> AIM OF THE TASK
Copy out all of the material, matching it word for word.

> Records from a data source
/---
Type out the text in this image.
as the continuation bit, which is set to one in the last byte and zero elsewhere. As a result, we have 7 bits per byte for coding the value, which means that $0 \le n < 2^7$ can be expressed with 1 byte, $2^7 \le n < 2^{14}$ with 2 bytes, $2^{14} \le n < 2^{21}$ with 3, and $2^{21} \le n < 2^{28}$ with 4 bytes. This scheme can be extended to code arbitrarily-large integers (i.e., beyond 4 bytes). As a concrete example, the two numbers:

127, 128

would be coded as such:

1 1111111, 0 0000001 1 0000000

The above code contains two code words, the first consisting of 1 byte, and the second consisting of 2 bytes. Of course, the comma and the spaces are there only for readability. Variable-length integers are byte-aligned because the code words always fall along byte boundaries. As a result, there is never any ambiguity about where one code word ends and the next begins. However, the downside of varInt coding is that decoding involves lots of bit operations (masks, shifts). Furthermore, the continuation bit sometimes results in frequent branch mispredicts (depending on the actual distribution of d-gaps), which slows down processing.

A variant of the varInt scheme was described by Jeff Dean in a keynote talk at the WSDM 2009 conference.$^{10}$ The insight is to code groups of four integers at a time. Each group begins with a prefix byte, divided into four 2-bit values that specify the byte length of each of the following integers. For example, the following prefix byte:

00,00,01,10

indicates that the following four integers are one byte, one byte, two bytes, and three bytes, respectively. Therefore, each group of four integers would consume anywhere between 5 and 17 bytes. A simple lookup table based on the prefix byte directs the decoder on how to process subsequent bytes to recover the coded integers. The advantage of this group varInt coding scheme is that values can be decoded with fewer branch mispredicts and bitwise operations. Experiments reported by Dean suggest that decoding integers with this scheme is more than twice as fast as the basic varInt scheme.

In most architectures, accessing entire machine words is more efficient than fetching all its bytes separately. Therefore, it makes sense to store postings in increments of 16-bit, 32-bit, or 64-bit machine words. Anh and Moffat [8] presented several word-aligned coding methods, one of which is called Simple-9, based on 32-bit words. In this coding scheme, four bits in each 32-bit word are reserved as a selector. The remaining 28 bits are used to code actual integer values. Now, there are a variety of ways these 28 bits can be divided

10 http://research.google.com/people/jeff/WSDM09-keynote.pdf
\---
> ANSWER BELOW
Type out the text in this image.
as the continuation bit, which is set to one in the last byte and zero elsewhere. As a result, we have 7 bits per byte for coding the value, which means that $0 \le n < 2^7$ can be expressed with 1 byte, $2^7 \le n < 2^{14}$ with 2 bytes, $2^{14} \le n < 2^{21}$ with 3, and $2^{21} \le n < 2^{28}$ with 4 bytes. This scheme can be extended to code arbitrarily-large integers (i.e., beyond 4 bytes). As a concrete example, the two numbers:

127, 128

would be coded as such:

1 1111111, 0 0000001 1 0000000

The above code contains two code words, the first consisting of 1 byte, and the second consisting of 2 bytes. Of course, the comma and the spaces are there only for readability. Variable-length integers are byte-aligned because the code words always fall along byte boundaries. As a result, there is never any ambiguity about where one code word ends and the next begins. However, the downside of varInt coding is that decoding involves lots of bit operations (masks, shifts). Furthermore, the continuation bit sometimes results in frequent branch mispredicts (depending on the actual distribution of d-gaps), which slows down processing.

A variant of the varInt scheme was described by Jeff Dean in a keynote talk at the WSDM 2009 conference.$^{10}$ The insight is to code groups of four integers at a time. Each group begins with a prefix byte, divided into four 2-bit values that specify the byte length of each of the following integers. For example, the following prefix byte:

00,00,01,10

indicates that the following four integers are one byte, one byte, two bytes, and three bytes, respectively. Therefore, each group of four integers would consume anywhere between 5 and 17 bytes. A simple lookup table based on the prefix byte directs the decoder on how to process subsequent bytes to recover the coded integers. The advantage of this group varInt coding scheme is that values can be decoded with fewer branch mispredicts and bitwise operations. Experiments reported by Dean suggest that decoding integers with this scheme is more than twice as fast as the basic varInt scheme.

In most architectures, accessing entire machine words is more efficient than fetching all its bytes separately. Therefore, it makes sense to store postings in increments of 16-bit, 32-bit, or 64-bit machine words. Anh and Moffat [8] presented several word-aligned coding methods, one of which is called Simple-9, based on 32-bit words. In this coding scheme, four bits in each 32-bit word are reserved as a selector. The remaining 28 bits are used to code actual integer values. Now, there are a variety of ways these 28 bits can be divided

10 http://research.google.com/people/jeff/WSDM09-keynote.pdf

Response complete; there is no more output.